====== Text section ======

Seeking the Raven Queen

July 27th, 2008

The Raven Queen is one of the most mysterious deities of fourth edition, and, judging by various forum posts, one of the most popular.  This is what’s known of her:  She’s the unaligned goddess of death; she’s also the goddess of fate and winter.  She opposes Orcus and undeath in general.  Unlike most gods, she does not make her home within a dominion in the Astral Sea; instead, she rules from the palace Letherna in the Shadowfell.

And that’s about it.

There are some obvious parallels to Greek myth here.  “Letherna” suggests Lethe, the river of Hades, whose waters caused total forgetfulness in any who drank of them.  The word lethe literally means forgetfulness, but also concealment or deception — and it’s related to the Greek word often translated as truth, aletheia.  (The actual meaning is something more akin to disclosure or non-concealment, from what I understand, and connotes recognition.)

======

● What to do
1. According to the post about the Raven Queen, what is the name of the palace she rules from, and in what place is it located?
2. Write a continuation of the post about the Raven Queen, picking up right after its final sentence.

====== Provided data ======

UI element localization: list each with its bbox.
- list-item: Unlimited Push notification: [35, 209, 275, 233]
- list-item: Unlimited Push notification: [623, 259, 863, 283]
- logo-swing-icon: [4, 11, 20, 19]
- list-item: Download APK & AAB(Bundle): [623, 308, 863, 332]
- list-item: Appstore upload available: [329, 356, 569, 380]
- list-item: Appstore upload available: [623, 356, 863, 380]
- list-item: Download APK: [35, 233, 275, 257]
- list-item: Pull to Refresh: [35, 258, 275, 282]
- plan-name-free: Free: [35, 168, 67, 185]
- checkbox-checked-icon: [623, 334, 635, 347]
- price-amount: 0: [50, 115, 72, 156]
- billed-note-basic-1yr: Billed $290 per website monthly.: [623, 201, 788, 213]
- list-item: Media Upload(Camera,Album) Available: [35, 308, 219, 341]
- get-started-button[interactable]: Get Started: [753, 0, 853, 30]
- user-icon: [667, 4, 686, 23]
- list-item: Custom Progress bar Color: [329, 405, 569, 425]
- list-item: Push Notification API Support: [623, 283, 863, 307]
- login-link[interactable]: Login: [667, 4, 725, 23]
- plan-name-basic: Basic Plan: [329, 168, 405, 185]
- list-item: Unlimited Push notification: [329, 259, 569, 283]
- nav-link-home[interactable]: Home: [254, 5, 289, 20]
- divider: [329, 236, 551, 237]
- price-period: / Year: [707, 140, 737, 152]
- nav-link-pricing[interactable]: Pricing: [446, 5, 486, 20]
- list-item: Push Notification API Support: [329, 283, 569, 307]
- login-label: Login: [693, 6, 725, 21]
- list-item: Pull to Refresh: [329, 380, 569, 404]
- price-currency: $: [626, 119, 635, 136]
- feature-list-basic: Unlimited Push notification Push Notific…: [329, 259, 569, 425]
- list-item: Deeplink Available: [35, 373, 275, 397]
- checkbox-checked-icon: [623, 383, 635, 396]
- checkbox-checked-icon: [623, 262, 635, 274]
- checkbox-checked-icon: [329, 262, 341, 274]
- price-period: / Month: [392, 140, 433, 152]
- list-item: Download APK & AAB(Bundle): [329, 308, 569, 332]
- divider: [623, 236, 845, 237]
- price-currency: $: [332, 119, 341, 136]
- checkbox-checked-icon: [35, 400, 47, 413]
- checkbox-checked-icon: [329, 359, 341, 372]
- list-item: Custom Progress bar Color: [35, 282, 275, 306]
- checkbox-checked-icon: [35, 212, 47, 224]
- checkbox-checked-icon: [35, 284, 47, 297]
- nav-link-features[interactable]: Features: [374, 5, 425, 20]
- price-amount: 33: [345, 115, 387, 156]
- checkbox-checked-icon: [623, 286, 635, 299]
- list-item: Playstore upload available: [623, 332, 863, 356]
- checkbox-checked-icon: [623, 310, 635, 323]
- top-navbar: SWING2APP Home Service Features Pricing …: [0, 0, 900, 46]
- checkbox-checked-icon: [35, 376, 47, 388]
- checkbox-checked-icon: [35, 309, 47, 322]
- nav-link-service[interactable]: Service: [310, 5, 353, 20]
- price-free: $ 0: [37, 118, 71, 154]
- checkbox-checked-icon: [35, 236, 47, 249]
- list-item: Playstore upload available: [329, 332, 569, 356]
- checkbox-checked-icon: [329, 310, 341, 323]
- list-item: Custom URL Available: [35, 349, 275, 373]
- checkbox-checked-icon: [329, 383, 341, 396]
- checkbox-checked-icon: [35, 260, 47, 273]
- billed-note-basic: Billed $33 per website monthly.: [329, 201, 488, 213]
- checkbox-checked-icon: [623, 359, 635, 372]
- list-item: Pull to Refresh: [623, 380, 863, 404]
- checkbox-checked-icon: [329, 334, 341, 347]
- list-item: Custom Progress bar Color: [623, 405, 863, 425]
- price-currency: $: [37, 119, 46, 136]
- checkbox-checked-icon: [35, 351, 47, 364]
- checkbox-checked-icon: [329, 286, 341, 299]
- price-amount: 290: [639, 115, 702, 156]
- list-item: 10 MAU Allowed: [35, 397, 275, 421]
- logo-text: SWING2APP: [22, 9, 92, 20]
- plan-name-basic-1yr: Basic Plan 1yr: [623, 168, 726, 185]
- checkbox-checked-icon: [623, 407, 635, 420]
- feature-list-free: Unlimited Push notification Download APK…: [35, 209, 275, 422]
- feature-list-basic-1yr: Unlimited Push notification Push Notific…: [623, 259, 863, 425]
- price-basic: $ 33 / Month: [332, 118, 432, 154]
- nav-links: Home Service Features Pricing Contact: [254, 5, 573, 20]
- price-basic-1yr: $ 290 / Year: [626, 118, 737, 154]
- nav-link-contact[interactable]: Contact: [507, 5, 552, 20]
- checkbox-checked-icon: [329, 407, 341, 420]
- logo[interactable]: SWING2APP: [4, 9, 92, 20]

======

● Responses for each task
1. She rules from the palace Letherna in the Shadowfell.

2.
Even more obviously, the Raven Queen is a “spinner of fate,” and she “marks the end of each mortal life,” which makes her analogous to both Clotho and Atropos, two of the Fates.  (And arguably also of Lachesis, the third.)  In mythology, Clotho spun the thread of life, Lachesis measured its span, and Atropos cut it when it had reached its end.

The Fates were, at least in some traditions, the daughters of Nyx, the primordial goddess of the night.  Nyx was among the earliest of gods to emerge, perhaps coming into being alongside of creation.  She’s the daughter of Chaos, the primordial state of existence, and sister to Gaia (the earth), Tartarus and Erebus (the underworld), and Eros (sex).  Her offspring, in addition to the Fates, include Moros (fate), Thanatos (death), Nemesis (retribution), Apate (deceit), and Eris (strife).

I find this interesting enough to run with it in my game.  But wait, there’s more…

The title Raven Queen is also reminiscent of the Morrigan of Irish mythology.  Morrigan is a figure associated with prophecy, war, and death (especially death in battle).  She sometimes takes the form of a carrion crow, a bird in the same family as the raven.  (The Badb, who also embodies these traits, is sometimes considered to be a sister deity to the Morrigan.)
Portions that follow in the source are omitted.